▸ Written instruction
Below are entries. Pull out all lines containing "this".

▸ Source data
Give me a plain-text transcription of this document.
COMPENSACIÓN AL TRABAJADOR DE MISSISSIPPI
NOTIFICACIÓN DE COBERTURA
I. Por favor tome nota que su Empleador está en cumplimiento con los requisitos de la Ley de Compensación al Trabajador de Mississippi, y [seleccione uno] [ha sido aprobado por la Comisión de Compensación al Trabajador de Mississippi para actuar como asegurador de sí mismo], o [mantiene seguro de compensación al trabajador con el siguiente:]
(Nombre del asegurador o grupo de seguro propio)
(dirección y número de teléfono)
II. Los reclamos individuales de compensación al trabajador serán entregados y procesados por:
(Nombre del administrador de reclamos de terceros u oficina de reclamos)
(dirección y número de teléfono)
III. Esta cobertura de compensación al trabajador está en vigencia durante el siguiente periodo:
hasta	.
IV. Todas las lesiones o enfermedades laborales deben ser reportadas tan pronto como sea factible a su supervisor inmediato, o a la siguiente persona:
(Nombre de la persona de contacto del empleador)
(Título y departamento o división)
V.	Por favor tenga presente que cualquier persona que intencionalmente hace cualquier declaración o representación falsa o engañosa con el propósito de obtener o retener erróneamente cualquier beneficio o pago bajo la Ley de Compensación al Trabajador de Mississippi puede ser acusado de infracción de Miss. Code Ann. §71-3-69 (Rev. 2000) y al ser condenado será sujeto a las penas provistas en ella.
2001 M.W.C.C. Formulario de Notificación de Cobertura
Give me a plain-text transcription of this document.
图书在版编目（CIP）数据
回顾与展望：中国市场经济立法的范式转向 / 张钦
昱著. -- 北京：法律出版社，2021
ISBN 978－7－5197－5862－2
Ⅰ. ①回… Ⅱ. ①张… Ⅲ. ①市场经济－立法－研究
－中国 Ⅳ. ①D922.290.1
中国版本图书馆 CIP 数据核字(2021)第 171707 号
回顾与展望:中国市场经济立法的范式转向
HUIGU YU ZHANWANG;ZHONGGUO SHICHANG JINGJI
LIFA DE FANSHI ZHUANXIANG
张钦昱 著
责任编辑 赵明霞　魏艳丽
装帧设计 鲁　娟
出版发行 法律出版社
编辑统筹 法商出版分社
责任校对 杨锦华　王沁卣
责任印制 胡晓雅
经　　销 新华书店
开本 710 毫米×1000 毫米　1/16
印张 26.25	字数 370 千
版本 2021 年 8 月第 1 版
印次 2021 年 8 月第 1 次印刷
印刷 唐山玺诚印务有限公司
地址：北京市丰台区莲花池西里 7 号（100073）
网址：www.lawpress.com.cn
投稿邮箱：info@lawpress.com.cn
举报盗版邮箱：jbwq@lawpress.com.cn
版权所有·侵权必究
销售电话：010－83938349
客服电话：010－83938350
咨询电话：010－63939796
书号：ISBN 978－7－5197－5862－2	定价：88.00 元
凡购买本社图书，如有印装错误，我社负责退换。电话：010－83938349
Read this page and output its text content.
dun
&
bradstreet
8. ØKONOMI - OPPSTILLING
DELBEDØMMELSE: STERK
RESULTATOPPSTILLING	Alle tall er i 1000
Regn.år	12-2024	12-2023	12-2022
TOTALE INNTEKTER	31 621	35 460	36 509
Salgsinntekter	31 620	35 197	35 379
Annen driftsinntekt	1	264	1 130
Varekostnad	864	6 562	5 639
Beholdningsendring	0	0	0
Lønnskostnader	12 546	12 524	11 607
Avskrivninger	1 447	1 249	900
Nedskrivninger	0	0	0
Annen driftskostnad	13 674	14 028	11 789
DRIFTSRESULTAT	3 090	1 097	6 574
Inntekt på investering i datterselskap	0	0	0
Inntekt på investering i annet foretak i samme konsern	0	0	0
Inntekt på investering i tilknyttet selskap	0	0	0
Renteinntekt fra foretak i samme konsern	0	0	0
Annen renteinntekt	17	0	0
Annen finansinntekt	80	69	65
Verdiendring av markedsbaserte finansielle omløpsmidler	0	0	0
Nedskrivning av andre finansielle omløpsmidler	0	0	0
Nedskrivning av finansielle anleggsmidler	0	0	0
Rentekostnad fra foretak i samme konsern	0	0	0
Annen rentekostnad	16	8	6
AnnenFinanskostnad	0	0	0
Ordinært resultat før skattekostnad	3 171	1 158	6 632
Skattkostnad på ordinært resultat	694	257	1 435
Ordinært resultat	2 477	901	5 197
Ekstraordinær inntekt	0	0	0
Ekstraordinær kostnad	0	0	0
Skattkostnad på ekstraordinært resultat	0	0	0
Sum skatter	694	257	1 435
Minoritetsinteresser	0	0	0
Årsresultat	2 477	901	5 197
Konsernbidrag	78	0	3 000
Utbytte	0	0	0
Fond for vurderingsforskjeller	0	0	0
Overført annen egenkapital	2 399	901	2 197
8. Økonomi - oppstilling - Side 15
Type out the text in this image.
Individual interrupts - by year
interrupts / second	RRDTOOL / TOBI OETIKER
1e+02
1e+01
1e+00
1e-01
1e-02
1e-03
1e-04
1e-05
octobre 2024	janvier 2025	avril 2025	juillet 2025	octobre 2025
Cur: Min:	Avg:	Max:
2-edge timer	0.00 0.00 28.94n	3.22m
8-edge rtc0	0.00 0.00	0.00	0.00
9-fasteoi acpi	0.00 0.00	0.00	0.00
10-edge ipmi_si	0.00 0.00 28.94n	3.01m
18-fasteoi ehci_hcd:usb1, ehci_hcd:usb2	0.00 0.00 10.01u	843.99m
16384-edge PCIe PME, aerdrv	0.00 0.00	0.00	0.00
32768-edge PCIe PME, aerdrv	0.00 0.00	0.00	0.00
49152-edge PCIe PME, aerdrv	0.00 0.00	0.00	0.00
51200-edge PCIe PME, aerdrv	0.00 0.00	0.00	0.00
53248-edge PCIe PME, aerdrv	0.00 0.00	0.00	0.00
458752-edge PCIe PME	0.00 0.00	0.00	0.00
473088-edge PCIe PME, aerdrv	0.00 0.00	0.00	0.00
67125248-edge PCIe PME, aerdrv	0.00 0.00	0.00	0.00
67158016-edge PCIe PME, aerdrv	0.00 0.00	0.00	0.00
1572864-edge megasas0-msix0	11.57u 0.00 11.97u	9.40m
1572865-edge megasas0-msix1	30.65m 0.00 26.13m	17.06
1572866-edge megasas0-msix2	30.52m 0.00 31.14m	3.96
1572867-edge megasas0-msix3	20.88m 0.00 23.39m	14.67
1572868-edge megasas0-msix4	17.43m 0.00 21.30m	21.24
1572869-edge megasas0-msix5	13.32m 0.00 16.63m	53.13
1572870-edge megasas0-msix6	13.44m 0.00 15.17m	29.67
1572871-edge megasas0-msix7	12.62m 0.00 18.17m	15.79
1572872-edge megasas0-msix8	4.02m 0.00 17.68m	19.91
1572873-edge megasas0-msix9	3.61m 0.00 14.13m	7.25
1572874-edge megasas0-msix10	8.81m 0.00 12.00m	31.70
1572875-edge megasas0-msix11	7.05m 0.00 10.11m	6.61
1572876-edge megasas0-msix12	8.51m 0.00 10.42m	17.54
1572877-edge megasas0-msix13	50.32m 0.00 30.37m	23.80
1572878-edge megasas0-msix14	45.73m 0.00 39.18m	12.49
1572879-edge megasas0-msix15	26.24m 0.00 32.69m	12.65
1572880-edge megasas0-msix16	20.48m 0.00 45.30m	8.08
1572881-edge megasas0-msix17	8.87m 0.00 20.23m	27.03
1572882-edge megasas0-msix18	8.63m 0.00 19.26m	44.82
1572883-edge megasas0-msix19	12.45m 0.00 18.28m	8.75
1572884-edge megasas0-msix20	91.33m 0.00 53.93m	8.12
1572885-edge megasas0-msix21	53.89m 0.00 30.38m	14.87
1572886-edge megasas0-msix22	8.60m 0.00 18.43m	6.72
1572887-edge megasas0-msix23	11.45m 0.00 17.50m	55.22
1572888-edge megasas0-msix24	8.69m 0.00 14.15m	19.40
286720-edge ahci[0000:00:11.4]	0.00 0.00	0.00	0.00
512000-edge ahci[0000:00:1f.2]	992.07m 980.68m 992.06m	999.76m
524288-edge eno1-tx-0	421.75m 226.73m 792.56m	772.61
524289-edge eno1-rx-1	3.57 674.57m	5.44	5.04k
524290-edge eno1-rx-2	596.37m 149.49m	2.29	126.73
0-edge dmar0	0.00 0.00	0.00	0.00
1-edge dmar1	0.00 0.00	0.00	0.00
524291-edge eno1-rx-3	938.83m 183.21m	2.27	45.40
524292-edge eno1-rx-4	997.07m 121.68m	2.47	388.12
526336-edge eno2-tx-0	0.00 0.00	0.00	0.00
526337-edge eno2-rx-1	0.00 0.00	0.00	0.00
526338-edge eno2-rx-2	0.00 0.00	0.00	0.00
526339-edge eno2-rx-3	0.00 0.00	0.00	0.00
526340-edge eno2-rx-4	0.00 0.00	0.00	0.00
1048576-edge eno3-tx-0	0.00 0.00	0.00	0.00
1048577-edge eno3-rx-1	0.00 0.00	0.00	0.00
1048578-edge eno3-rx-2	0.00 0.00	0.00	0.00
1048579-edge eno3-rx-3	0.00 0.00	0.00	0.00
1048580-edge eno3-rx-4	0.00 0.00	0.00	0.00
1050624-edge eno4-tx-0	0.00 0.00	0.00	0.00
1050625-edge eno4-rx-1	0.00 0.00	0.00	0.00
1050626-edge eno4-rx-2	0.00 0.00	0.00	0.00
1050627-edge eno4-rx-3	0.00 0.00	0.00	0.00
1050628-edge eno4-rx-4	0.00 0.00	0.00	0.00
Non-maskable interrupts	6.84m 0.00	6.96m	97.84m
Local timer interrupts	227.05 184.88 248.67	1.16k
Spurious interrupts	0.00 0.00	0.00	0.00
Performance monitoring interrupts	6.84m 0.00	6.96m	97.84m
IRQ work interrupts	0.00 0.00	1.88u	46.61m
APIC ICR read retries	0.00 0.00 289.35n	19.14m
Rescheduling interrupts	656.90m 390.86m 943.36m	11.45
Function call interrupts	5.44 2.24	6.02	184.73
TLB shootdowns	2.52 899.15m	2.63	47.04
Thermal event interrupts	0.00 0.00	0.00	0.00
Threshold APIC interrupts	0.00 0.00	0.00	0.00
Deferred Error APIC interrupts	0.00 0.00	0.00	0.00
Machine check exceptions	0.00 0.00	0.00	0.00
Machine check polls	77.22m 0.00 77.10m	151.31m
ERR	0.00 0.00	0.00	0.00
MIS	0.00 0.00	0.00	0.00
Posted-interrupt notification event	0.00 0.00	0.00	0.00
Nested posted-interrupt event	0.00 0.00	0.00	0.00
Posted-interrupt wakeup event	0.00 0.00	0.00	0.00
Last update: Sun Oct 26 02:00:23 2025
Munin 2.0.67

▸ Response
Give me a plain-text transcription of this document.
Give me a plain-text transcription of this document.
Read this page and output its text content.
Type out the text in this image.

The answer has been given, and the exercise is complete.